WHAT IS BEING ASKED: A single number is the answer here: how many lines of the entries contain "لسان"?

[Extracted data entries]
-*-*-

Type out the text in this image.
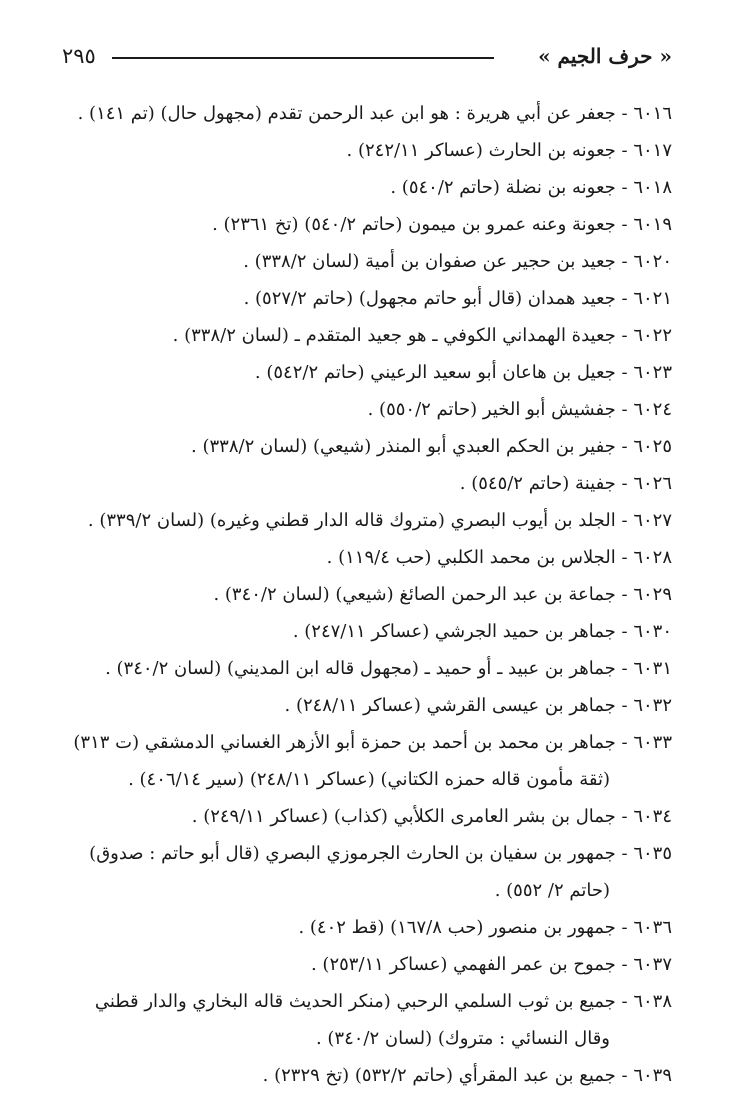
٢٩٥	« حرف الجيم »

٦٠١٦ - جعفر عن أبي هريرة : هو ابن عبد الرحمن تقدم (مجهول حال) (تم ١٤١) .

٦٠١٧ - جعونه بن الحارث (عساكر ٢٤٢/١١) .

٦٠١٨ - جعونه بن نضلة (حاتم ٥٤٠/٢) .

٦٠١٩ - جعونة وعنه عمرو بن ميمون (حاتم ٥٤٠/٢) (تخ ٢٣٦١) .

٦٠٢٠ - جعيد بن حجير عن صفوان بن أمية (لسان ٣٣٨/٢) .

٦٠٢١ - جعيد همدان (قال أبو حاتم مجهول) (حاتم ٥٢٧/٢) .

٦٠٢٢ - جعيدة الهمداني الكوفي ـ هو جعيد المتقدم ـ (لسان ٣٣٨/٢) .

٦٠٢٣ - جعيل بن هاعان أبو سعيد الرعيني (حاتم ٥٤٢/٢) .

٦٠٢٤ - جفشيش أبو الخير (حاتم ٥٥٠/٢) .

٦٠٢٥ - جفير بن الحكم العبدي أبو المنذر (شيعي) (لسان ٣٣٨/٢) .

٦٠٢٦ - جفينة (حاتم ٥٤٥/٢) .

٦٠٢٧ - الجلد بن أيوب البصري (متروك قاله الدار قطني وغيره) (لسان ٣٣٩/٢) .

٦٠٢٨ - الجلاس بن محمد الكلبي (حب ١١٩/٤) .

٦٠٢٩ - جماعة بن عبد الرحمن الصائغ (شيعي) (لسان ٣٤٠/٢) .

٦٠٣٠ - جماهر بن حميد الجرشي (عساكر ٢٤٧/١١) .

٦٠٣١ - جماهر بن عبيد ـ أو حميد ـ (مجهول قاله ابن المديني) (لسان ٣٤٠/٢) .

٦٠٣٢ - جماهر بن عيسى القرشي (عساكر ٢٤٨/١١) .

٦٠٣٣ - جماهر بن محمد بن أحمد بن حمزة أبو الأزهر الغساني الدمشقي (ت ٣١٣) (ثقة مأمون قاله حمزه الكتاني) (عساكر ٢٤٨/١١) (سير ٤٠٦/١٤) .

٦٠٣٤ - جمال بن بشر العامرى الكلأبي (كذاب) (عساكر ٢٤٩/١١) .

٦٠٣٥ - جمهور بن سفيان بن الحارث الجرموزي البصري (قال أبو حاتم : صدوق) (حاتم ٢/ ٥٥٢) .

٦٠٣٦ - جمهور بن منصور (حب ١٦٧/٨) (قط ٤٠٢) .

٦٠٣٧ - جموح بن عمر الفهمي (عساكر ٢٥٣/١١) .

٦٠٣٨ - جميع بن ثوب السلمي الرحبي (منكر الحديث قاله البخاري والدار قطني وقال النسائي : متروك) (لسان ٣٤٠/٢) .

٦٠٣٩ - جميع بن عبد المقرأي (حاتم ٥٣٢/٢) (تخ ٢٣٢٩) .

-*-*-

PROBLEM SOLUTION: 7